◆ Activity: Continue the article on Null's charitable giving research from where it ends.

◆ Extract:

------------

Null then offered to match subjects’ donations at different rates — CARE, for instance, might receive 50 cents on the dollar, while Oxfam would receive $2 — and asked the subjects to re-allocate their donations. Echoing the List and Karlan experiment, better matching rates did not prompt donors to drastically re-evaluate their giving — some gave only slightly more to the charity with the higher matching rate — and others gave less.

Why would donors spread their money around when they could maximize their donation by giving to a single charity? Null cites two possibilities: either the donors were risk averse, i.e. afraid of putting all their eggs in one basket, or giving to different charities simply made them feel good.

Yale’s Karlan has studied Null’s research and suggests another explanation: empathy for the little guy. “Donors could be thinking, ‘I’m going to help the downtrodden one that didn’t get a match,'” he said.

Whatever the reason, Null argues that a donor who cared most about social impact would always choose the charity with the highest matching grant.

She also devised a test to see if her subjects were willing to pay for information — a rough approximation of real-life donors demanding program results. In the final stage of the experiment, subjects were told they would have to pay $5 to know which charities had higher matching grants than others. About 40 percent took her up on the offer. For Null, that the majority of her subjects did not care which charity got the biggest match has a real-world corollary — most charities do not invest in costly program evaluations because donors do not demand them.

Her experiment boils the social value of real-life charities down to a lab game in which subjects are assumed to associate higher donations with better outcomes.

Still, she argues that donors’ subjective responses prove that, as a group, they cannot be trusted to choose the most worthy charity. “I’m looking at how much people care about value of their gift,” Null explained. “Few wanted to know which charity had a high matching rate. It’s that disregard for efficiency that makes me concerned about giving too much control to a lot of little donors.”

Null also raises questions about a small but growing portion of organizations that gives donors more direct connection to the projects they sponsor. On sites like Kiva, GlobalGiving and Donors Choose, people can donate to such causes as a clinic expansion in Rwanda, a llama herder in Peru or a classroom in inner city Chicago. For these organizations, the power of a personal relationship is key to growing donations, but Null sees a downside. “There is potential for these kinds of charities to become a beauty contest, where the donor’s conception of what’s useful doesn’t match up with what an expert would say,” she says.

------------

◆ Data excerpts:
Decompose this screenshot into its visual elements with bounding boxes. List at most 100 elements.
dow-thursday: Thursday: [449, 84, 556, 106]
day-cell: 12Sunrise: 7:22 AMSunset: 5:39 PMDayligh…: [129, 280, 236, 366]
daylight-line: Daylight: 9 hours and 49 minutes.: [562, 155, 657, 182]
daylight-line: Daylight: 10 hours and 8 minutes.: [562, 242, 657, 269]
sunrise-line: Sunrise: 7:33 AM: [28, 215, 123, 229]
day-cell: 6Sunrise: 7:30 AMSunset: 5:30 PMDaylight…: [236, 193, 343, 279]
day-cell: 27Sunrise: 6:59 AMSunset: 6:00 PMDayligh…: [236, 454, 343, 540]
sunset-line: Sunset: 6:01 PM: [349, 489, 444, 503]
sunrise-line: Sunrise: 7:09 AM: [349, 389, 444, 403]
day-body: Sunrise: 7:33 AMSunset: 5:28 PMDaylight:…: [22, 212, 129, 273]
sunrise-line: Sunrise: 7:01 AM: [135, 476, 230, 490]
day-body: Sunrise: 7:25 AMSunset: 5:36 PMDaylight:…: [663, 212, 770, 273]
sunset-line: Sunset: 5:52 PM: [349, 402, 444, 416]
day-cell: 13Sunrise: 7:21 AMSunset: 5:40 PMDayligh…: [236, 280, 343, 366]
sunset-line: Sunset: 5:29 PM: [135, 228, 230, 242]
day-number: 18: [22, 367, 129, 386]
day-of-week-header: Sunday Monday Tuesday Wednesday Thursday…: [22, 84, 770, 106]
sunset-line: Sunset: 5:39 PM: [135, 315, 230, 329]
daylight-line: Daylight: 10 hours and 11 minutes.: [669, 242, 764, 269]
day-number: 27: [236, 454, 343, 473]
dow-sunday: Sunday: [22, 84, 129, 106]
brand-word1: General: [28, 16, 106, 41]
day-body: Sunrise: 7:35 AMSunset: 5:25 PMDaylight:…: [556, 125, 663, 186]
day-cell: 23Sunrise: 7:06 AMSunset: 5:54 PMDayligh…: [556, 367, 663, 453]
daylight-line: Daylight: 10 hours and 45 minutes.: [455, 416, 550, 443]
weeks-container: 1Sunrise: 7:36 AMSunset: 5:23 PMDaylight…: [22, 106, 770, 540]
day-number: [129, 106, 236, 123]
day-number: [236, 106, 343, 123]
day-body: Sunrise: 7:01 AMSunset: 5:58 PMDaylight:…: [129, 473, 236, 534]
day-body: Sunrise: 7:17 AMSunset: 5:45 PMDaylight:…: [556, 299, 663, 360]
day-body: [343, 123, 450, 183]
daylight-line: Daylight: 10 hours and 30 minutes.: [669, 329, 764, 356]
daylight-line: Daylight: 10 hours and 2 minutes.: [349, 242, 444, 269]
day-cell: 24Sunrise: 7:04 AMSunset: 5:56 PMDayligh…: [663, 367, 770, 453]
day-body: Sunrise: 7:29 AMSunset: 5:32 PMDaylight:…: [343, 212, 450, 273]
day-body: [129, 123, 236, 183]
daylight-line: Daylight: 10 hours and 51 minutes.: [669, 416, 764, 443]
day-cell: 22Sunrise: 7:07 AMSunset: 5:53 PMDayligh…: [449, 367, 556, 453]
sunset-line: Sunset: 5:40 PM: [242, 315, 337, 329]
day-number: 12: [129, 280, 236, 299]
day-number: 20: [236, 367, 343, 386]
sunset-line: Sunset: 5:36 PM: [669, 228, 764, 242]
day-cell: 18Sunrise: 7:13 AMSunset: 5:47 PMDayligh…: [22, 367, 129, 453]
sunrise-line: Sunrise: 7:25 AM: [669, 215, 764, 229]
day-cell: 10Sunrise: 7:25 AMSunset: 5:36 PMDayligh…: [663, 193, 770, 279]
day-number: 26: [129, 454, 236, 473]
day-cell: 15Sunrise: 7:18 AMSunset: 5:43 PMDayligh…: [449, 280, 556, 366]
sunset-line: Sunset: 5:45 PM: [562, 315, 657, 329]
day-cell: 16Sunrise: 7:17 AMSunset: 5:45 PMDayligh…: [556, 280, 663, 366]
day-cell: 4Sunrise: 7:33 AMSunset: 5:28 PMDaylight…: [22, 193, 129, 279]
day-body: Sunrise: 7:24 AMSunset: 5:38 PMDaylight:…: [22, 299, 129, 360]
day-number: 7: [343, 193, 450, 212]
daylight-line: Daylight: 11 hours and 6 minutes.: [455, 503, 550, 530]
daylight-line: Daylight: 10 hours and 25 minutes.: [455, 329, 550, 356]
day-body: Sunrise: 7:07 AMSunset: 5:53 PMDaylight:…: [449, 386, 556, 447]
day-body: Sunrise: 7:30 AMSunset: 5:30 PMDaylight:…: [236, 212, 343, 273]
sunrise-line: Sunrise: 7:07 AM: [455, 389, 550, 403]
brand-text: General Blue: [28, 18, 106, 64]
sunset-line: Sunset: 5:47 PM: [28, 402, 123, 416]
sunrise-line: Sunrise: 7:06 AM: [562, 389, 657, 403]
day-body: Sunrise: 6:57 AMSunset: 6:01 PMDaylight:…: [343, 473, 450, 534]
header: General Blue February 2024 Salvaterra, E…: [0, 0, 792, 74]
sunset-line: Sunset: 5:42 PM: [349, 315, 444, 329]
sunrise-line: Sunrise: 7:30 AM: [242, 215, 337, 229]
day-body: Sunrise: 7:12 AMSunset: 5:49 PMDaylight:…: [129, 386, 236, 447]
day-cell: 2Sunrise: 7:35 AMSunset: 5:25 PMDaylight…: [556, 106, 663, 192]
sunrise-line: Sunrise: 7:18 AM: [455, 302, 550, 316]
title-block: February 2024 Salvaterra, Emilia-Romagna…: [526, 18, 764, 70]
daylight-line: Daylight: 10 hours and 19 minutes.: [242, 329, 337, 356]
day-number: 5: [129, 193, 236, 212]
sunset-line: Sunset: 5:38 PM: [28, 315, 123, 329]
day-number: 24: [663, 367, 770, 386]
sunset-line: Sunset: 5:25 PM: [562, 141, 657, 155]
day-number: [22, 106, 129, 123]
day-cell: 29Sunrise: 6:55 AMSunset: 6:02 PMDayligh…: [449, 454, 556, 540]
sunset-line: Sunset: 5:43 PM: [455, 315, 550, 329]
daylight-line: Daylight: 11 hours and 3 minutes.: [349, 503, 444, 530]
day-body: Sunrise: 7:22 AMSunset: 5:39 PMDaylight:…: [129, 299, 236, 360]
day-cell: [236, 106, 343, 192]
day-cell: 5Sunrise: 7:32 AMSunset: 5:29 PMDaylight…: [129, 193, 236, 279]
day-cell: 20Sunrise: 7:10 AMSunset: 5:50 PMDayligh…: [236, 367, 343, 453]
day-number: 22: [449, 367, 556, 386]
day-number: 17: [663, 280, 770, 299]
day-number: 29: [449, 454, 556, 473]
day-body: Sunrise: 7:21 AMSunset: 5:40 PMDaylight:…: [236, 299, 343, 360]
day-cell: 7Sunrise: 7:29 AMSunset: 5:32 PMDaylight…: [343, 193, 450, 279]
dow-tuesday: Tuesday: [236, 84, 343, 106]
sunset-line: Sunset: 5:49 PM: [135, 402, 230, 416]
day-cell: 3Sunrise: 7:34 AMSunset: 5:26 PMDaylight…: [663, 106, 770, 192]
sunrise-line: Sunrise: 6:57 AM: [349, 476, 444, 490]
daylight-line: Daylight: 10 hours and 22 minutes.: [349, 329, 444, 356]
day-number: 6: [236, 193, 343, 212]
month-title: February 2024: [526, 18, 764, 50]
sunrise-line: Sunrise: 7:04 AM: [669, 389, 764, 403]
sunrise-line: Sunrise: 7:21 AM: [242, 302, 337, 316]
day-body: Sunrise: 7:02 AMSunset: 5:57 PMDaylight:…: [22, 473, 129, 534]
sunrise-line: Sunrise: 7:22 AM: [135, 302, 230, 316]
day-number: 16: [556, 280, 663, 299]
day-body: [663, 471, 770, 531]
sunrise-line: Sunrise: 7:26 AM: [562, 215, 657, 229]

------------

◆ Task response:
Perhaps that is simply the cost of doing business with other people’s money.

Fiona Ramsey is communications director for Kiva, which connects donors to entrepreneurs in the developing world. She’s noticed that the entrepreneur’s picture can make a big difference in drawing a loan. “A great smile, something that gives you a sense of their personality, brings in more money,” she said. She also noted that entrepreneurs who do not correspond to the American conception of Third World poverty — an Eastern European taxi driver in a business suit — are funded more slowly than their African counterparts.

“You might call it the Angelina Jolie effect,” she said.

Of course, small donors are not all subjective feeling and warm glow. Karlan and his colleague Michael Kremer at the nonprofit Innovations for Poverty Action recently conducted a field experiment in which donors were sent a letter detailing rigorous research about an organization they already supported, while others were simply sent stories about people affected by the organization. Those who received the scientific letter were more likely to donate, and in larger amounts.

In the end, a critical approach may not be at odds with warm glow — if anything, donors like to know that their charitable instincts had a quantifiable result.

“There are people out there who would seek out that information, but for many more a pretty photo is the most effective way of nudging them along to be charitable,” said Karlan. “That’s fine — not everyone is the same.”